→ Problem description:
Among the lines below, list those containing the string "true".

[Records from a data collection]
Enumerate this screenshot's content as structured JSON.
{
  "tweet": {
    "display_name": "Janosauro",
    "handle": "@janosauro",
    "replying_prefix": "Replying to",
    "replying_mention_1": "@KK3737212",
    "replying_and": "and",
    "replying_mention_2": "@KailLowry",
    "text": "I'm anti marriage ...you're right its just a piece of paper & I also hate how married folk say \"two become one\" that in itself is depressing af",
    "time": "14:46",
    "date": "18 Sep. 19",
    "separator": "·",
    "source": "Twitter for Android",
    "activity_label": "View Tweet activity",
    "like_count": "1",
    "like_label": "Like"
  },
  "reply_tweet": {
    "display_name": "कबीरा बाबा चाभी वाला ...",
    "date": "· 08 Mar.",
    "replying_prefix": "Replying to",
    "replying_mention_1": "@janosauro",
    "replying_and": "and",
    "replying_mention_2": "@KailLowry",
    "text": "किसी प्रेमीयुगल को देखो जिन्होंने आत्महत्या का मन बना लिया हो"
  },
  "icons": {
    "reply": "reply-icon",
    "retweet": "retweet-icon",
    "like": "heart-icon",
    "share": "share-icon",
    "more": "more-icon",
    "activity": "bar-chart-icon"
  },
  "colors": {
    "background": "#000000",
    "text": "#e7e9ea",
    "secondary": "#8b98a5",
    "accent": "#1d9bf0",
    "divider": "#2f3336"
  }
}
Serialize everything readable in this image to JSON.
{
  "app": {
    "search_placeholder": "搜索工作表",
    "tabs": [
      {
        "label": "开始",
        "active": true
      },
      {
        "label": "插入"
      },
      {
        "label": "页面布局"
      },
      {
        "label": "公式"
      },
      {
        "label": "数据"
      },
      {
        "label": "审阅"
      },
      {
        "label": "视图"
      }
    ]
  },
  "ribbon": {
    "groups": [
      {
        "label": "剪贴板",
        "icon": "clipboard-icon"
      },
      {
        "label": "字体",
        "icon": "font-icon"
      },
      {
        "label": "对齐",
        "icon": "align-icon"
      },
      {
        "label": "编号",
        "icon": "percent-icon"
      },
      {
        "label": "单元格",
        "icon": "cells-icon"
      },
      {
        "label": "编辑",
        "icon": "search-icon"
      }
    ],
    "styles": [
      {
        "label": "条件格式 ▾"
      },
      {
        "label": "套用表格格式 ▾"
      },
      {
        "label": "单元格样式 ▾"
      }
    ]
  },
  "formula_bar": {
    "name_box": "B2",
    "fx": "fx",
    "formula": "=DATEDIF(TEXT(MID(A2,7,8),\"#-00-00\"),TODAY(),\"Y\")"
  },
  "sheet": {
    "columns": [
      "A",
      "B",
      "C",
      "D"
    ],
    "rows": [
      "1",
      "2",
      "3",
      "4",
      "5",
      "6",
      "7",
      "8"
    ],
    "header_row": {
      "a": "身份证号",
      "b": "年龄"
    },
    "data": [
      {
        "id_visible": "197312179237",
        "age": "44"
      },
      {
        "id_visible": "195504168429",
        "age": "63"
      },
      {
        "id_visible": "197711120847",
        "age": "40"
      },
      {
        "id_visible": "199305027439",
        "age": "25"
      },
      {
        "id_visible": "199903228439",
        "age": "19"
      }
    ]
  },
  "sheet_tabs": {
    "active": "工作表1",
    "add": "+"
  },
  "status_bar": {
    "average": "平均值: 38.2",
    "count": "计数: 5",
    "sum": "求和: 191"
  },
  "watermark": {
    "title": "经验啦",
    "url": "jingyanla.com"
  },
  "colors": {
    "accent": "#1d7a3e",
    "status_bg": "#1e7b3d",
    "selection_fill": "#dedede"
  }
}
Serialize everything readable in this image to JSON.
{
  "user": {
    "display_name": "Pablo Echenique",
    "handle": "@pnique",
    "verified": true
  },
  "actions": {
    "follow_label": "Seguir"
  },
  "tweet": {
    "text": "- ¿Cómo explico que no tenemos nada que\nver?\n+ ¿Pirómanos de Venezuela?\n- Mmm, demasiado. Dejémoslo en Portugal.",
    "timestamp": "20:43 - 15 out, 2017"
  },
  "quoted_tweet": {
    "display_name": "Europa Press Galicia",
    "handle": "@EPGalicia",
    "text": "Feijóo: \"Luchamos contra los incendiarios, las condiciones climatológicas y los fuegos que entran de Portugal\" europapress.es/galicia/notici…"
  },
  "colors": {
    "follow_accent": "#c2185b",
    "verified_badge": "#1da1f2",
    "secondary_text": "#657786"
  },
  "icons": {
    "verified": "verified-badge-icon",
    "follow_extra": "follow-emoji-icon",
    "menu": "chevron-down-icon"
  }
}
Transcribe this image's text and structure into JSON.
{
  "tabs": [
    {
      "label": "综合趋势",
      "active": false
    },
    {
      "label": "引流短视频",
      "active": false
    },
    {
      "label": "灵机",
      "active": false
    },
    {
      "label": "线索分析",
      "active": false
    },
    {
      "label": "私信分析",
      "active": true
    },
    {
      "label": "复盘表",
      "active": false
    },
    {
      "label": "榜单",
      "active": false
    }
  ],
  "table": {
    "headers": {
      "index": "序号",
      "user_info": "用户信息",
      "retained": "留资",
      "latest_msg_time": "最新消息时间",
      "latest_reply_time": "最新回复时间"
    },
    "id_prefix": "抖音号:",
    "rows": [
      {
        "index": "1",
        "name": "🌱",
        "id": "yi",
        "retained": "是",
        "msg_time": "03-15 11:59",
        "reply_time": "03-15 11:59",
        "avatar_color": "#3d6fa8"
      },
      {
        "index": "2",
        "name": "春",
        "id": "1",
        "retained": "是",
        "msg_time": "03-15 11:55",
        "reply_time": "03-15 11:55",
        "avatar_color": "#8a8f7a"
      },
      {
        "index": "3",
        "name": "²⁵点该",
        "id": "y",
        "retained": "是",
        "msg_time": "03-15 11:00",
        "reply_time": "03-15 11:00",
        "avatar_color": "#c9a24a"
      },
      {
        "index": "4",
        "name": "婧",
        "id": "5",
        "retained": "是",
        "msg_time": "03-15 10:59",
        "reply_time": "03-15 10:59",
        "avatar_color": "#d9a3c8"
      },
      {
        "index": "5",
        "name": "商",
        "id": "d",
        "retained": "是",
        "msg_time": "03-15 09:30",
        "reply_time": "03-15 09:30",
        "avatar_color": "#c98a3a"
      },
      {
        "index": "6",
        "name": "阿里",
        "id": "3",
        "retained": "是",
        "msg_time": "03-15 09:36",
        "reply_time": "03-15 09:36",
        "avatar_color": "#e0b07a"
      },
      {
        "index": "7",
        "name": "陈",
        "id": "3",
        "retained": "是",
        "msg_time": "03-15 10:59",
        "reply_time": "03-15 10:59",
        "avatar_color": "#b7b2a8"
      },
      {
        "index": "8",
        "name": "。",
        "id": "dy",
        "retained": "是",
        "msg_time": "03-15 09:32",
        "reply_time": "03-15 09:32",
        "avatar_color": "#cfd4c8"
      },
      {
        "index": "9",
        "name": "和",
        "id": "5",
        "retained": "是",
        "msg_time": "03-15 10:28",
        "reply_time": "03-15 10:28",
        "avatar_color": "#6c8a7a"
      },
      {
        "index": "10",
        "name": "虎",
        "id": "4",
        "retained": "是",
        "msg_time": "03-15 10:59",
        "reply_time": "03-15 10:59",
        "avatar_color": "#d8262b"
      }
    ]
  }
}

→ Task answer:
        "active": true
    "verified": true
      "active": true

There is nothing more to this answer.